Dataset entries on figures:
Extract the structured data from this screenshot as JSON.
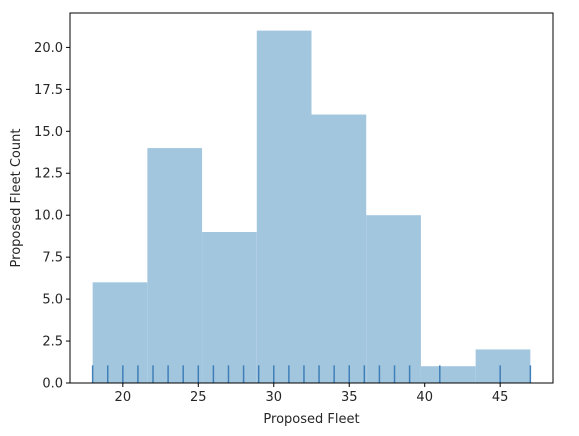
{
  "chart_data": {
    "type": "bar",
    "xlabel": "Proposed Fleet",
    "ylabel": "Proposed Fleet Count",
    "xlim": [
      16.5,
      48.5
    ],
    "ylim": [
      0,
      22.05
    ],
    "x_ticks": [
      20,
      25,
      30,
      35,
      40,
      45
    ],
    "y_ticks": [
      0,
      2.5,
      5,
      7.5,
      10,
      12.5,
      15,
      17.5,
      20
    ],
    "y_tick_labels": [
      "0.0",
      "2.5",
      "5.0",
      "7.5",
      "10.0",
      "12.5",
      "15.0",
      "17.5",
      "20.0"
    ],
    "bins": [
      {
        "x0": 18.0,
        "x1": 21.625,
        "count": 6
      },
      {
        "x0": 21.625,
        "x1": 25.25,
        "count": 14
      },
      {
        "x0": 25.25,
        "x1": 28.875,
        "count": 9
      },
      {
        "x0": 28.875,
        "x1": 32.5,
        "count": 21
      },
      {
        "x0": 32.5,
        "x1": 36.125,
        "count": 16
      },
      {
        "x0": 36.125,
        "x1": 39.75,
        "count": 10
      },
      {
        "x0": 39.75,
        "x1": 43.375,
        "count": 1
      },
      {
        "x0": 43.375,
        "x1": 47.0,
        "count": 2
      }
    ],
    "rug_values": [
      18,
      19,
      20,
      21,
      22,
      23,
      24,
      25,
      26,
      27,
      28,
      29,
      30,
      31,
      32,
      33,
      34,
      35,
      36,
      37,
      38,
      39,
      41,
      45,
      47
    ],
    "rug_height": 1.05,
    "grid": false,
    "colors": {
      "bar": "#a3c6df",
      "rug": "#3f7fb8",
      "axis": "#000000"
    }
  }
}
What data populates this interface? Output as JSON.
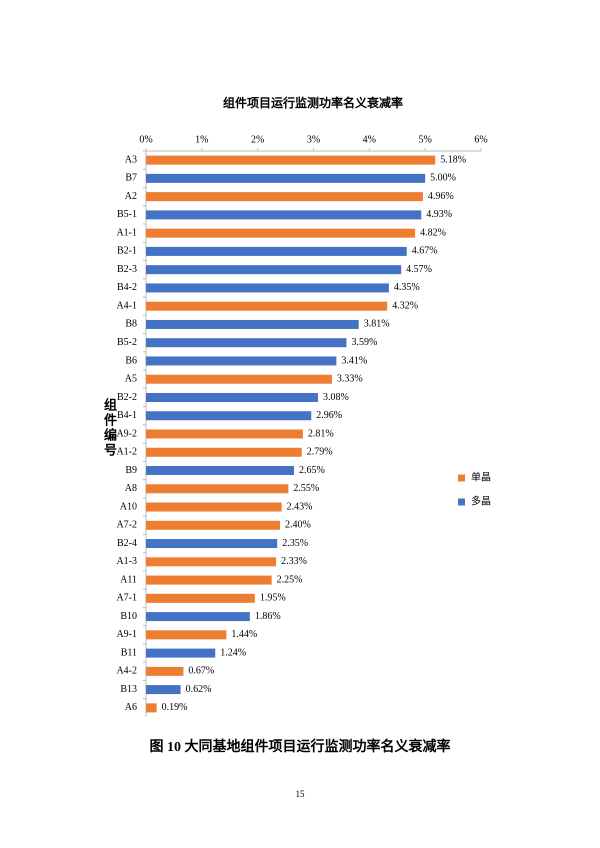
{
  "chart_data": {
    "type": "hbar",
    "title": "组件项目运行监测功率名义衰减率",
    "y_label": "组件编号",
    "categories": [
      "A3",
      "B7",
      "A2",
      "B5-1",
      "A1-1",
      "B2-1",
      "B2-3",
      "B4-2",
      "A4-1",
      "B8",
      "B5-2",
      "B6",
      "A5",
      "B2-2",
      "B4-1",
      "A9-2",
      "A1-2",
      "B9",
      "A8",
      "A10",
      "A7-2",
      "B2-4",
      "A1-3",
      "A11",
      "A7-1",
      "B10",
      "A9-1",
      "B11",
      "A4-2",
      "B13",
      "A6"
    ],
    "series": [
      {
        "name": "单晶",
        "color": "#ed7d31",
        "values": [
          5.18,
          null,
          4.96,
          null,
          4.82,
          null,
          null,
          null,
          4.32,
          null,
          null,
          null,
          3.33,
          null,
          null,
          2.81,
          2.79,
          null,
          2.55,
          2.43,
          2.4,
          null,
          2.33,
          2.25,
          1.95,
          null,
          1.44,
          null,
          0.67,
          null,
          0.19
        ],
        "value_labels": [
          "5.18%",
          null,
          "4.96%",
          null,
          "4.82%",
          null,
          null,
          null,
          "4.32%",
          null,
          null,
          null,
          "3.33%",
          null,
          null,
          "2.81%",
          "2.79%",
          null,
          "2.55%",
          "2.43%",
          "2.40%",
          null,
          "2.33%",
          "2.25%",
          "1.95%",
          null,
          "1.44%",
          null,
          "0.67%",
          null,
          "0.19%"
        ]
      },
      {
        "name": "多晶",
        "color": "#4472c4",
        "values": [
          null,
          5.0,
          null,
          4.93,
          null,
          4.67,
          4.57,
          4.35,
          null,
          3.81,
          3.59,
          3.41,
          null,
          3.08,
          2.96,
          null,
          null,
          2.65,
          null,
          null,
          null,
          2.35,
          null,
          null,
          null,
          1.86,
          null,
          1.24,
          null,
          0.62,
          null
        ],
        "value_labels": [
          null,
          "5.00%",
          null,
          "4.93%",
          null,
          "4.67%",
          "4.57%",
          "4.35%",
          null,
          "3.81%",
          "3.59%",
          "3.41%",
          null,
          "3.08%",
          "2.96%",
          null,
          null,
          "2.65%",
          null,
          null,
          null,
          "2.35%",
          null,
          null,
          null,
          "1.86%",
          null,
          "1.24%",
          null,
          "0.62%",
          null
        ]
      }
    ],
    "xlim": [
      0,
      6
    ],
    "xticks": [
      {
        "value": 0,
        "label": "0%"
      },
      {
        "value": 1,
        "label": "1%"
      },
      {
        "value": 2,
        "label": "2%"
      },
      {
        "value": 3,
        "label": "3%"
      },
      {
        "value": 4,
        "label": "4%"
      },
      {
        "value": 5,
        "label": "5%"
      },
      {
        "value": 6,
        "label": "6%"
      }
    ],
    "legend": "right"
  },
  "caption": "图 10 大同基地组件项目运行监测功率名义衰减率",
  "page_number": "15"
}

_WHAT IS BEING ASKED_
Write out again every line above exactly as given; the pictures do not belong in the copy.

_THE SOLUTION_
Extract the structured data from this screenshot as JSON.
{
  "chart_data": {
    "type": "bar",
    "xlabel": "Proposed Fleet",
    "ylabel": "Proposed Fleet Count",
    "xlim": [
      16.5,
      48.5
    ],
    "ylim": [
      0,
      22.05
    ],
    "x_ticks": [
      20,
      25,
      30,
      35,
      40,
      45
    ],
    "y_ticks": [
      0,
      2.5,
      5,
      7.5,
      10,
      12.5,
      15,
      17.5,
      20
    ],
    "y_tick_labels": [
      "0.0",
      "2.5",
      "5.0",
      "7.5",
      "10.0",
      "12.5",
      "15.0",
      "17.5",
      "20.0"
    ],
    "bins": [
      {
        "x0": 18.0,
        "x1": 21.625,
        "count": 6
      },
      {
        "x0": 21.625,
        "x1": 25.25,
        "count": 14
      },
      {
        "x0": 25.25,
        "x1": 28.875,
        "count": 9
      },
      {
        "x0": 28.875,
        "x1": 32.5,
        "count": 21
      },
      {
        "x0": 32.5,
        "x1": 36.125,
        "count": 16
      },
      {
        "x0": 36.125,
        "x1": 39.75,
        "count": 10
      },
      {
        "x0": 39.75,
        "x1": 43.375,
        "count": 1
      },
      {
        "x0": 43.375,
        "x1": 47.0,
        "count": 2
      }
    ],
    "rug_values": [
      18,
      19,
      20,
      21,
      22,
      23,
      24,
      25,
      26,
      27,
      28,
      29,
      30,
      31,
      32,
      33,
      34,
      35,
      36,
      37,
      38,
      39,
      41,
      45,
      47
    ],
    "rug_height": 1.05,
    "grid": false,
    "colors": {
      "bar": "#a3c6df",
      "rug": "#3f7fb8",
      "axis": "#000000"
    }
  }
}
What data populates this interface? Output as JSON.
{
  "chart_data": {
    "type": "hbar",
    "title": "组件项目运行监测功率名义衰减率",
    "y_label": "组件编号",
    "categories": [
      "A3",
      "B7",
      "A2",
      "B5-1",
      "A1-1",
      "B2-1",
      "B2-3",
      "B4-2",
      "A4-1",
      "B8",
      "B5-2",
      "B6",
      "A5",
      "B2-2",
      "B4-1",
      "A9-2",
      "A1-2",
      "B9",
      "A8",
      "A10",
      "A7-2",
      "B2-4",
      "A1-3",
      "A11",
      "A7-1",
      "B10",
      "A9-1",
      "B11",
      "A4-2",
      "B13",
      "A6"
    ],
    "series": [
      {
        "name": "单晶",
        "color": "#ed7d31",
        "values": [
          5.18,
          null,
          4.96,
          null,
          4.82,
          null,
          null,
          null,
          4.32,
          null,
          null,
          null,
          3.33,
          null,
          null,
          2.81,
          2.79,
          null,
          2.55,
          2.43,
          2.4,
          null,
          2.33,
          2.25,
          1.95,
          null,
          1.44,
          null,
          0.67,
          null,
          0.19
        ],
        "value_labels": [
          "5.18%",
          null,
          "4.96%",
          null,
          "4.82%",
          null,
          null,
          null,
          "4.32%",
          null,
          null,
          null,
          "3.33%",
          null,
          null,
          "2.81%",
          "2.79%",
          null,
          "2.55%",
          "2.43%",
          "2.40%",
          null,
          "2.33%",
          "2.25%",
          "1.95%",
          null,
          "1.44%",
          null,
          "0.67%",
          null,
          "0.19%"
        ]
      },
      {
        "name": "多晶",
        "color": "#4472c4",
        "values": [
          null,
          5.0,
          null,
          4.93,
          null,
          4.67,
          4.57,
          4.35,
          null,
          3.81,
          3.59,
          3.41,
          null,
          3.08,
          2.96,
          null,
          null,
          2.65,
          null,
          null,
          null,
          2.35,
          null,
          null,
          null,
          1.86,
          null,
          1.24,
          null,
          0.62,
          null
        ],
        "value_labels": [
          null,
          "5.00%",
          null,
          "4.93%",
          null,
          "4.67%",
          "4.57%",
          "4.35%",
          null,
          "3.81%",
          "3.59%",
          "3.41%",
          null,
          "3.08%",
          "2.96%",
          null,
          null,
          "2.65%",
          null,
          null,
          null,
          "2.35%",
          null,
          null,
          null,
          "1.86%",
          null,
          "1.24%",
          null,
          "0.62%",
          null
        ]
      }
    ],
    "xlim": [
      0,
      6
    ],
    "xticks": [
      {
        "value": 0,
        "label": "0%"
      },
      {
        "value": 1,
        "label": "1%"
      },
      {
        "value": 2,
        "label": "2%"
      },
      {
        "value": 3,
        "label": "3%"
      },
      {
        "value": 4,
        "label": "4%"
      },
      {
        "value": 5,
        "label": "5%"
      },
      {
        "value": 6,
        "label": "6%"
      }
    ],
    "legend": "right"
  },
  "caption": "图 10 大同基地组件项目运行监测功率名义衰减率",
  "page_number": "15"
}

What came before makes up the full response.